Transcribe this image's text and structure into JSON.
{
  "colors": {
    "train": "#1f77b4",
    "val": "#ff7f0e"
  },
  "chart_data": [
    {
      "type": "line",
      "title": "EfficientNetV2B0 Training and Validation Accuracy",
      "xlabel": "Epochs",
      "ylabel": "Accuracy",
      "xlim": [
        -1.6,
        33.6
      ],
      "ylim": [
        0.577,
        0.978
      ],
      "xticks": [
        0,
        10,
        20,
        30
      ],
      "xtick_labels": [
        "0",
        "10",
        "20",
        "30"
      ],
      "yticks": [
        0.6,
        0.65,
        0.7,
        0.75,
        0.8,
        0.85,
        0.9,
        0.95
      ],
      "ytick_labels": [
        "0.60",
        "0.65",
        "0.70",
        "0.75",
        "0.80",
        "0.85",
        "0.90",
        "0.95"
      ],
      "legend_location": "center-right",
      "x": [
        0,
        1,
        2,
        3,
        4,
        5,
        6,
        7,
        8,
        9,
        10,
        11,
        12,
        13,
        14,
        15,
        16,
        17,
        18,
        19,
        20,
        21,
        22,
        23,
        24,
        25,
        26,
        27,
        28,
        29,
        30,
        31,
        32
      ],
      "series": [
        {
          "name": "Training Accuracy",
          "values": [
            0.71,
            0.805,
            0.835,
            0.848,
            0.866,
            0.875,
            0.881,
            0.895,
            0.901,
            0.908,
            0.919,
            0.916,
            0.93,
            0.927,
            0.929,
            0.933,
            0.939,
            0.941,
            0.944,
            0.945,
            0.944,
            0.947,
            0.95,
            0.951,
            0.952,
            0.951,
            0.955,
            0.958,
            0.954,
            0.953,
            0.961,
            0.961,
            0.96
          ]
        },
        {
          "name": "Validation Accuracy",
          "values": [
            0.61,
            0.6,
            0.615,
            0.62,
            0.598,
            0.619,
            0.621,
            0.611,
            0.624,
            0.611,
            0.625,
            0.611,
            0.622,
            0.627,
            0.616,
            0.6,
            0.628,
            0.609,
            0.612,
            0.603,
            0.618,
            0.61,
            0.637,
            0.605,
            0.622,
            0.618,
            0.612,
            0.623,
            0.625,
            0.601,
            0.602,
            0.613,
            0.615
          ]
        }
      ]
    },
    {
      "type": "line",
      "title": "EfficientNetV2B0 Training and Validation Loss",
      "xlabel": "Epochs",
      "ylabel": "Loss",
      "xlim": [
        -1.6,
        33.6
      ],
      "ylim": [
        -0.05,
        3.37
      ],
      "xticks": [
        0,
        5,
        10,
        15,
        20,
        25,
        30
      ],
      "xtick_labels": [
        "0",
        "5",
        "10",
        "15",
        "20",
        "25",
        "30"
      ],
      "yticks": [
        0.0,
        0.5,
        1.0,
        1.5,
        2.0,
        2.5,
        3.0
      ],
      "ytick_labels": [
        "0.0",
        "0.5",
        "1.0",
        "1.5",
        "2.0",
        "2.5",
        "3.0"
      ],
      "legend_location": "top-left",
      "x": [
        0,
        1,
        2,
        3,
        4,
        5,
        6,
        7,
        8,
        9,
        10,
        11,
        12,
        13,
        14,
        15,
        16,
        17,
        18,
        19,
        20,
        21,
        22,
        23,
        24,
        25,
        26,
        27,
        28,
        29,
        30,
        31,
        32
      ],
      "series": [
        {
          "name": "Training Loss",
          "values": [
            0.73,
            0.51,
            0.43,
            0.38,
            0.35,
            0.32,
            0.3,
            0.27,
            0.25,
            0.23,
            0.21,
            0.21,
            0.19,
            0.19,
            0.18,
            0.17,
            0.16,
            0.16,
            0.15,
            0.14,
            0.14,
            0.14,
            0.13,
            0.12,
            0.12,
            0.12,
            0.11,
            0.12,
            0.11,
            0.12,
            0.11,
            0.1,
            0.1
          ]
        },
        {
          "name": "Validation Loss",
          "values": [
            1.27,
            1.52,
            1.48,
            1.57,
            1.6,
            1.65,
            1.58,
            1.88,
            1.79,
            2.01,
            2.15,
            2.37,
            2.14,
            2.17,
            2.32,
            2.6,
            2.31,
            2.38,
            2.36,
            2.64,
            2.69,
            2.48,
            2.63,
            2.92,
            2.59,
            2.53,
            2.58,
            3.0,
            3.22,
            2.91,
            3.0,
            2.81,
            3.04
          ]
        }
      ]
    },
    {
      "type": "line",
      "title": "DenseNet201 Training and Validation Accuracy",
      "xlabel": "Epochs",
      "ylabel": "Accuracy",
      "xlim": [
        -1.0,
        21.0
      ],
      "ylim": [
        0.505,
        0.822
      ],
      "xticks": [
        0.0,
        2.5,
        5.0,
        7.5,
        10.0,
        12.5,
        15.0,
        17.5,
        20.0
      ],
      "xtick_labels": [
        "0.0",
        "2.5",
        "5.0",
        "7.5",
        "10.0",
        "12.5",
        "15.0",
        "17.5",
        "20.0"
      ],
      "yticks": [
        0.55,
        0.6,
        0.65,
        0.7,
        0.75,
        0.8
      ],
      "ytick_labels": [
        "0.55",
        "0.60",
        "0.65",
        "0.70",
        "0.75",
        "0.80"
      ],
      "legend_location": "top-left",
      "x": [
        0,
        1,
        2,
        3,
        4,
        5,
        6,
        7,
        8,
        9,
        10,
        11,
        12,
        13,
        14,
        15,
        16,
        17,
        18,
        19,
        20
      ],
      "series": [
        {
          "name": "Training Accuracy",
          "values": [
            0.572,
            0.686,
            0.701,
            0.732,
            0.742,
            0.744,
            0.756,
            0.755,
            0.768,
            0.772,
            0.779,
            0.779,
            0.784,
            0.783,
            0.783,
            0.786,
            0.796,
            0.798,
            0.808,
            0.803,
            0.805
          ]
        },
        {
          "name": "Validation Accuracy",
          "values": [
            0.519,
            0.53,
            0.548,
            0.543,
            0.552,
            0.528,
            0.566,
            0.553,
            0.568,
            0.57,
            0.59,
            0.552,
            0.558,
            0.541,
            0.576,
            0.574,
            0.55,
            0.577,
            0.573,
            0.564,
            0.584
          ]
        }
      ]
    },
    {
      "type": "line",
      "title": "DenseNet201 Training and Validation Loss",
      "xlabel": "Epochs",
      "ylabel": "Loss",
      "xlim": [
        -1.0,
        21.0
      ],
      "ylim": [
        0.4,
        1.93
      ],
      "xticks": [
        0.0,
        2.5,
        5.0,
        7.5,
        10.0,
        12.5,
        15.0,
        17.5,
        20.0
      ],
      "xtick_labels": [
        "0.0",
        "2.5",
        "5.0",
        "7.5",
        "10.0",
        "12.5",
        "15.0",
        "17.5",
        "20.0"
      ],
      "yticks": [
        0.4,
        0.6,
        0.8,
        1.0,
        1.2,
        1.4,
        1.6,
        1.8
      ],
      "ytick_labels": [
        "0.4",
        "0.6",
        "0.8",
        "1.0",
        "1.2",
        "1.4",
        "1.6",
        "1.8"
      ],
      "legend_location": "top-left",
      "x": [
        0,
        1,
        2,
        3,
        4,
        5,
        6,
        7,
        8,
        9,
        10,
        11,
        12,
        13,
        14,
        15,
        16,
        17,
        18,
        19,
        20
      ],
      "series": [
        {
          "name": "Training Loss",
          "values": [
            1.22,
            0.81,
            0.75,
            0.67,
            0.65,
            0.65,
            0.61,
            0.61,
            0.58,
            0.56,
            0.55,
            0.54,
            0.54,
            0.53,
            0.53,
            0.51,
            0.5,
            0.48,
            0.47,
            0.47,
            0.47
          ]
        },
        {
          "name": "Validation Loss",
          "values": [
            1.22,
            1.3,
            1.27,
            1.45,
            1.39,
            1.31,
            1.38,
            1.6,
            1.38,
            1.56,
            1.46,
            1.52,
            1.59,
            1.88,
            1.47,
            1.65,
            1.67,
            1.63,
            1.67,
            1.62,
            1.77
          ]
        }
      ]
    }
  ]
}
==*==
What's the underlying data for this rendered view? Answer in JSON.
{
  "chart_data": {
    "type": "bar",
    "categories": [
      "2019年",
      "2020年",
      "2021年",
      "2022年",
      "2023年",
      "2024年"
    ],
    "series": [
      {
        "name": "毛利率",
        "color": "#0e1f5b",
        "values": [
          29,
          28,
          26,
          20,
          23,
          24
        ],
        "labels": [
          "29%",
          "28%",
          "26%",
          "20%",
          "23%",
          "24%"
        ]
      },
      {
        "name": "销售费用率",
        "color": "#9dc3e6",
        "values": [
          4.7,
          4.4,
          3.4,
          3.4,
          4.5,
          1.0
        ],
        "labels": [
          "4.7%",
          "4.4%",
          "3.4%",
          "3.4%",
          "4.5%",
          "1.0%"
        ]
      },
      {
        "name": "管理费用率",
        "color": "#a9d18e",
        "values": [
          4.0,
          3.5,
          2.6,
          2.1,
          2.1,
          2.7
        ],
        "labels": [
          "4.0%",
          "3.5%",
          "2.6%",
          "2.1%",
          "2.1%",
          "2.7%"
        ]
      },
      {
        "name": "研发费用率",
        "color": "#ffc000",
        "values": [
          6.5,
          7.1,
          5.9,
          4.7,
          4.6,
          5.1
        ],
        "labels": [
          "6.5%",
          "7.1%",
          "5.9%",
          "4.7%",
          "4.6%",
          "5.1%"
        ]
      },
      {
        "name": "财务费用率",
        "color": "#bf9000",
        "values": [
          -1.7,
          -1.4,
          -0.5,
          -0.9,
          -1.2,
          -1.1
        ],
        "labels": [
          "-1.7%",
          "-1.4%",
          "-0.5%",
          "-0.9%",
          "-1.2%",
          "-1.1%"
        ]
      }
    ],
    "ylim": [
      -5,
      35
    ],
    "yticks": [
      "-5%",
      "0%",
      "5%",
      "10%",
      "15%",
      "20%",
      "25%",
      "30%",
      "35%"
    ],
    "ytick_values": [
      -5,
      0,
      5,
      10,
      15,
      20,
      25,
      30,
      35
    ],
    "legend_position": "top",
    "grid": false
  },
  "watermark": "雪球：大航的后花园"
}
==*==
## Task instructions
Each line in the listing above that contains "Validation" should be copied.

## Answer in full
      "title": "EfficientNetV2B0 Training and Validation Accuracy",
          "name": "Validation Accuracy",
      "title": "EfficientNetV2B0 Training and Validation Loss",
          "name": "Validation Loss",
      "title": "DenseNet201 Training and Validation Accuracy",
          "name": "Validation Accuracy",
      "title": "DenseNet201 Training and Validation Loss",
          "name": "Validation Loss",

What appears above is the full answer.